E&E News: Would the climate bill slash methane? It depends
Mike Lee, Carlos Anchondo, 8/11/22
“Inflation Reduction Act” provisions aimed at cutting methane emissions would be a boon for the high-tech companies that sell detection equipment, but it may not have a big effect on the broader oil and gas industry’s emissions, analysts say,” E&E News reports. “The bill — which passed the Senate last Sunday — includes $1.5 billion to promote methane detection and measurement in the oil and gas sector. Those funds could help the growing group of companies, many of them supported by the Department of Energy, that are deploying lasers, drones, satellites and other technology to help producers spot fugitive methane emissions. But another provision — a fee of up to $1,500 per ton on emissions from oil and gas producers, pipeline operators and others — may have a muted effect on the industry. The charge wouldn’t apply to the entire oil and gas sector, and would miss roughly 60 percent of the industry’s emissions, Robert Kleinberg, a researcher at Columbia University’s Center on Global Energy Policy, told E&E. EPA’s pending regulations on methane from the oil and gas industry, along with pressure from investors, is likely to remain the main factor that pushes companies to cut their emissions, several observers told E&E… “Some of the best-known companies, like Exxon Mobil Corp. and pipeline giant Energy Transfer LP, also were already working on ways to curb their methane emissions before the bill moved through Congress. “All the big operators, they understand that this is the reality,” Dan Katz, CEO of Orbital Sidekick, which provides satellite-based monitoring systems for pipeline operators and other energy companies, told E&E. “Even if it wasn’t going to come in the form of hard regulation, the entire industry is moving in this direction” of cutting emissions.”

* [REQUIRED TASK 1] How much money does the bill include for methane detection and measurement in the oil and gas sector, according to the methane article?
* [REQUIRED TASK 2] Which specific technologies does the methane article name as being deployed to help producers spot fugitive methane emissions?
The items come from a separate source and are unrelated to the methane article.

* [DATA LISTING]
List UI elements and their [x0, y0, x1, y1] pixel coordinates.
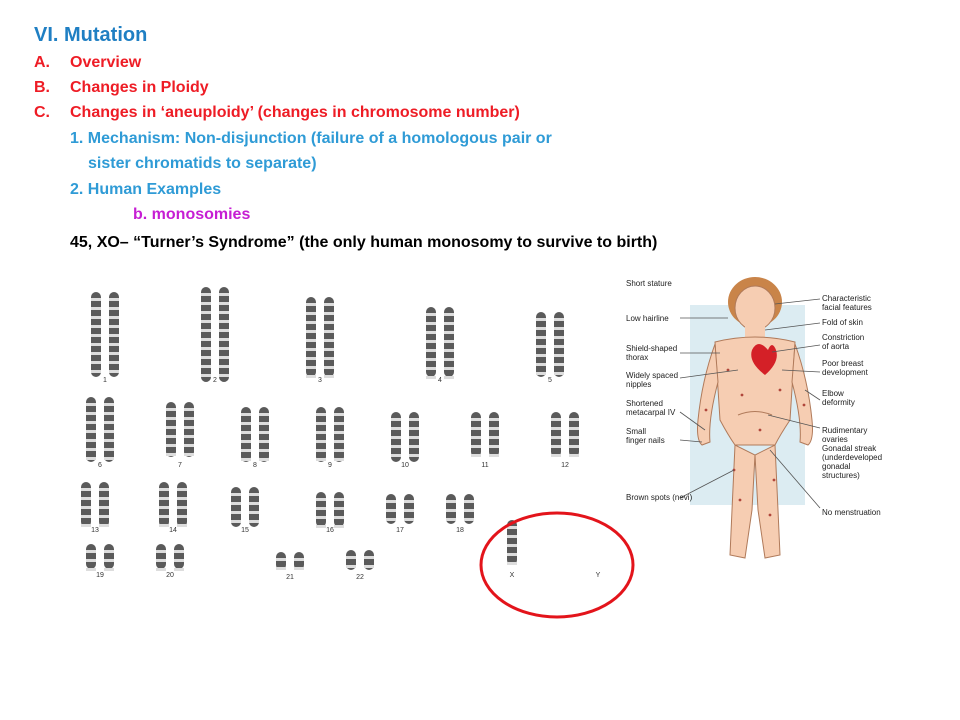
chromosome-label: X — [509, 572, 515, 579]
chromosome-1 — [91, 292, 119, 384]
chromosome-label: 14 — [169, 527, 177, 534]
chromosome-7 — [166, 402, 194, 469]
chromosome-label: 10 — [401, 462, 409, 469]
chromosome-label: 13 — [91, 527, 99, 534]
label-low-hairline: Low hairline — [626, 314, 669, 323]
label-shield-thorax-2: thorax — [626, 353, 649, 362]
chromosome-label: 9 — [328, 462, 332, 469]
item-b-marker: B. — [34, 79, 50, 96]
label-metacarpal-1: Shortened — [626, 399, 663, 408]
label-metacarpal-2: metacarpal IV — [626, 408, 676, 417]
chromosome-label: 16 — [326, 527, 334, 534]
turner-line: 45, XO– “Turner’s Syndrome” (the only human monosomy to survive to birth) — [70, 234, 658, 251]
label-ovaries-1: Rudimentary — [822, 426, 868, 435]
chromosome-3 — [306, 297, 334, 384]
label-no-menstruation: No menstruation — [822, 508, 881, 517]
label-nails-2: finger nails — [626, 436, 665, 445]
chromosome-label: 17 — [396, 527, 404, 534]
chromosome-9 — [316, 407, 344, 469]
chromosome-label: 2 — [213, 377, 217, 384]
chromosome-label: 20 — [166, 572, 174, 579]
chromosome-20 — [156, 544, 184, 579]
chromosome-15 — [231, 487, 259, 534]
chromosome-4 — [426, 307, 454, 384]
label-gonadal-1: Gonadal streak — [822, 444, 877, 453]
chromosome-13 — [81, 482, 109, 534]
chromosome-14 — [159, 482, 187, 534]
label-gonadal-4: structures) — [822, 471, 860, 480]
label-nails-1: Small — [626, 427, 647, 436]
label-aorta-2: of aorta — [822, 342, 850, 351]
chromosome-label: 21 — [286, 574, 294, 581]
chromosome-8 — [241, 407, 269, 469]
chromosome-label: 8 — [253, 462, 257, 469]
item-b-text: Changes in Ploidy — [70, 79, 209, 96]
item-a-text: Overview — [70, 54, 142, 71]
label-gonadal-3: gonadal — [822, 462, 851, 471]
chromosome-label: Y — [595, 572, 601, 579]
label-nipples-2: nipples — [626, 380, 652, 389]
label-elbow-1: Elbow — [822, 389, 844, 398]
chromosome-5 — [536, 312, 564, 384]
chromosome-21 — [276, 552, 304, 581]
label-facial-1: Characteristic — [822, 294, 871, 303]
label-gonadal-2: (underdeveloped — [822, 453, 883, 462]
mechanism-line-1: 1. Mechanism: Non-disjunction (failure of a homologous pair or — [70, 130, 552, 147]
label-nipples-1: Widely spaced — [626, 371, 679, 380]
monosomies: b. monosomies — [133, 206, 251, 223]
item-a-marker: A. — [34, 54, 50, 71]
chromosome-label: 11 — [481, 462, 489, 469]
chromosome-6 — [86, 397, 114, 469]
chromosome-label: 12 — [561, 462, 569, 469]
chromosome-label: 7 — [178, 462, 182, 469]
chromosome-label: 1 — [103, 377, 107, 384]
label-short-stature: Short stature — [626, 279, 672, 288]
chromosome-11 — [471, 412, 499, 469]
chromosome-16 — [316, 492, 344, 534]
chromosome-label: 5 — [548, 377, 552, 384]
label-fold-skin: Fold of skin — [822, 318, 863, 327]
chromosome-12 — [551, 412, 579, 469]
item-c-text: Changes in ‘aneuploidy’ (changes in chromosome number) — [70, 104, 520, 121]
chromosome-label: 19 — [96, 572, 104, 579]
chromosome-2 — [201, 287, 229, 384]
chromosome-22 — [346, 550, 374, 581]
item-c-marker: C. — [34, 104, 50, 121]
chromosome-19 — [86, 544, 114, 579]
label-breast-2: development — [822, 368, 868, 377]
chromosome-label: 6 — [98, 462, 102, 469]
chromosome-label: 22 — [356, 574, 364, 581]
mechanism-line-2: sister chromatids to separate) — [88, 155, 317, 172]
chromosome-label: 18 — [456, 527, 464, 534]
turner-figure — [610, 270, 930, 575]
chromosome-label: 3 — [318, 377, 322, 384]
chromosome-17 — [386, 494, 414, 534]
slide-title: VI. Mutation — [34, 24, 148, 46]
chromosome-label: 4 — [438, 377, 442, 384]
label-shield-thorax-1: Shield-shaped — [626, 344, 678, 353]
chromosome-10 — [391, 412, 419, 469]
label-elbow-2: deformity — [822, 398, 855, 407]
chromosome-label: 15 — [241, 527, 249, 534]
label-ovaries-2: ovaries — [822, 435, 848, 444]
chromosome-18 — [446, 494, 474, 534]
label-brown-spots: Brown spots (nevi) — [626, 493, 693, 502]
label-facial-2: facial features — [822, 303, 872, 312]
label-aorta-1: Constriction — [822, 333, 865, 342]
label-breast-1: Poor breast — [822, 359, 864, 368]
human-examples: 2. Human Examples — [70, 181, 222, 198]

* [FULL RESPONSE 1] $1.5 billion

* [FULL RESPONSE 2] Lasers, drones, satellites